(Extracted data entries)

[start]

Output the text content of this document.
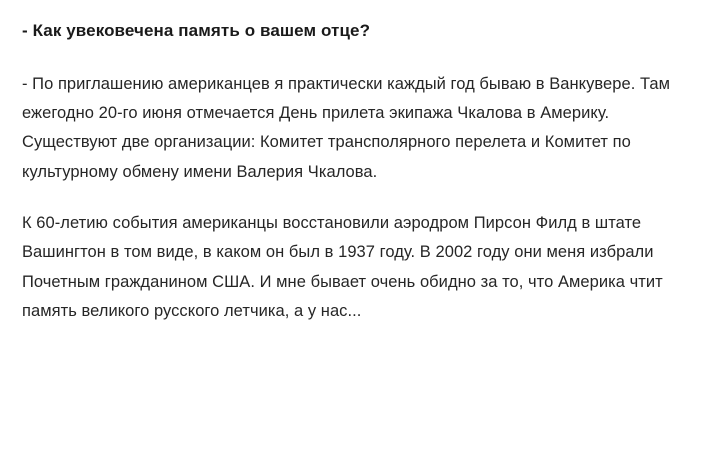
- Как увековечена память о вашем отце?

- По приглашению американцев я практически каждый год бываю в Ванкувере. Там ежегодно 20-го июня отмечается День прилета экипажа Чкалова в Америку. Существуют две организации: Комитет трансполярного перелета и Комитет по культурному обмену имени Валерия Чкалова.

К 60-летию события американцы восстановили аэродром Пирсон Филд в штате Вашингтон в том виде, в каком он был в 1937 году. В 2002 году они меня избрали Почетным гражданином США. И мне бывает очень обидно за то, что Америка чтит память великого русского летчика, а у нас...
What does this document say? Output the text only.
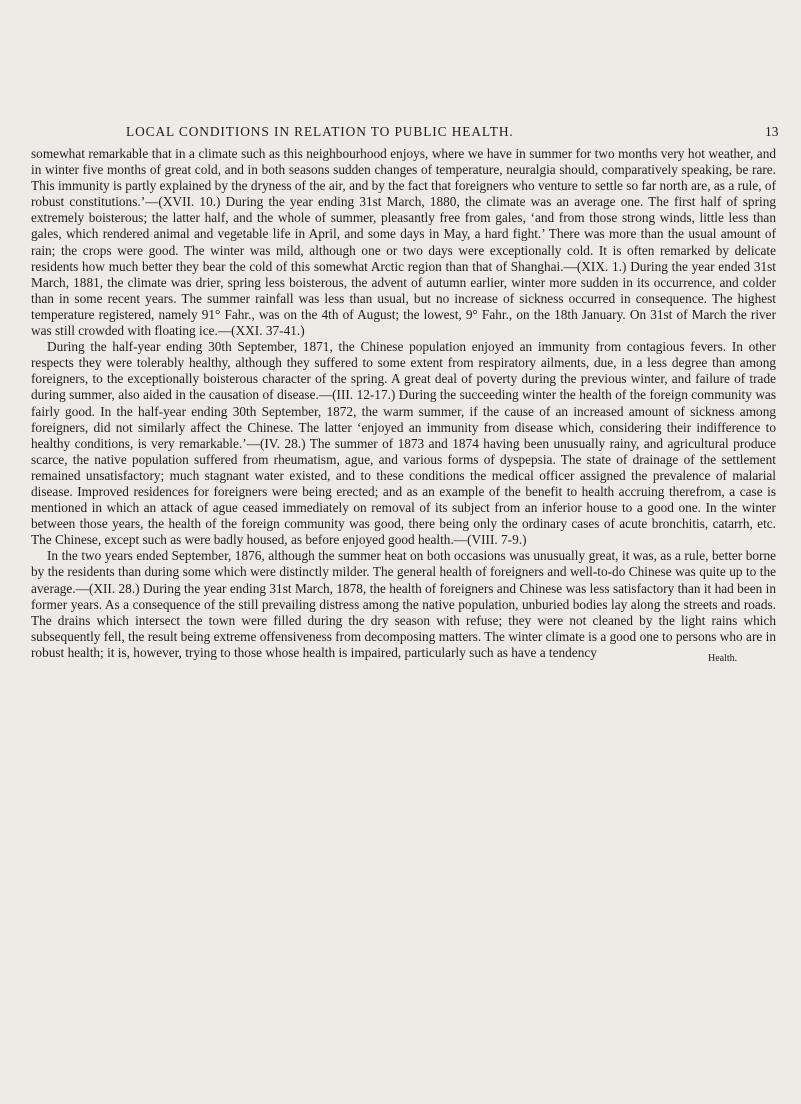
LOCAL CONDITIONS IN RELATION TO PUBLIC HEALTH.	13

somewhat remarkable that in a climate such as this neighbourhood enjoys, where we have in summer for two months very hot weather, and in winter five months of great cold, and in both seasons sudden changes of temperature, neuralgia should, comparatively speaking, be rare. This immunity is partly explained by the dryness of the air, and by the fact that foreigners who venture to settle so far north are, as a rule, of robust constitutions.’—(XVII. 10.) During the year ending 31st March, 1880, the climate was an average one. The first half of spring extremely boisterous; the latter half, and the whole of summer, pleasantly free from gales, ‘and from those strong winds, little less than gales, which rendered animal and vegetable life in April, and some days in May, a hard fight.’ There was more than the usual amount of rain; the crops were good. The winter was mild, although one or two days were exceptionally cold. It is often remarked by delicate residents how much better they bear the cold of this somewhat Arctic region than that of Shanghai.—(XIX. 1.) During the year ended 31st March, 1881, the climate was drier, spring less boisterous, the advent of autumn earlier, winter more sudden in its occurrence, and colder than in some recent years. The summer rainfall was less than usual, but no increase of sickness occurred in consequence. The highest temperature registered, namely 91° Fahr., was on the 4th of August; the lowest, 9° Fahr., on the 18th January. On 31st of March the river was still crowded with floating ice.—(XXI. 37-41.)

During the half-year ending 30th September, 1871, the Chinese population enjoyed an immunity from contagious fevers. In other respects they were tolerably healthy, although they suffered to some extent from respiratory ailments, due, in a less degree than among foreigners, to the exceptionally boisterous character of the spring. A great deal of poverty during the previous winter, and failure of trade during summer, also aided in the causation of disease.—(III. 12-17.) During the succeeding winter the health of the foreign community was fairly good. In the half-year ending 30th September, 1872, the warm summer, if the cause of an increased amount of sickness among foreigners, did not similarly affect the Chinese. The latter ‘enjoyed an immunity from disease which, considering their indifference to healthy conditions, is very remarkable.’—(IV. 28.) The summer of 1873 and 1874 having been unusually rainy, and agricultural produce scarce, the native population suffered from rheumatism, ague, and various forms of dyspepsia. The state of drainage of the settlement remained unsatisfactory; much stagnant water existed, and to these conditions the medical officer assigned the prevalence of malarial disease. Improved residences for foreigners were being erected; and as an example of the benefit to health accruing therefrom, a case is mentioned in which an attack of ague ceased immediately on removal of its subject from an inferior house to a good one. In the winter between those years, the health of the foreign community was good, there being only the ordinary cases of acute bronchitis, catarrh, etc. The Chinese, except such as were badly housed, as before enjoyed good health.—(VIII. 7-9.)

In the two years ended September, 1876, although the summer heat on both occasions was unusually great, it was, as a rule, better borne by the residents than during some which were distinctly milder. The general health of foreigners and well-to-do Chinese was quite up to the average.—(XII. 28.) During the year ending 31st March, 1878, the health of foreigners and Chinese was less satisfactory than it had been in former years. As a consequence of the still prevailing distress among the native population, unburied bodies lay along the streets and roads. The drains which intersect the town were filled during the dry season with refuse; they were not cleaned by the light rains which subsequently fell, the result being extreme offensiveness from decomposing matters. The winter climate is a good one to persons who are in robust health; it is, however, trying to those whose health is impaired, particularly such as have a tendency	Health.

[end]

GIVEN PROBLEM: Across the records, how many lines contain "text"? Only the number should be given.

REPLY: 2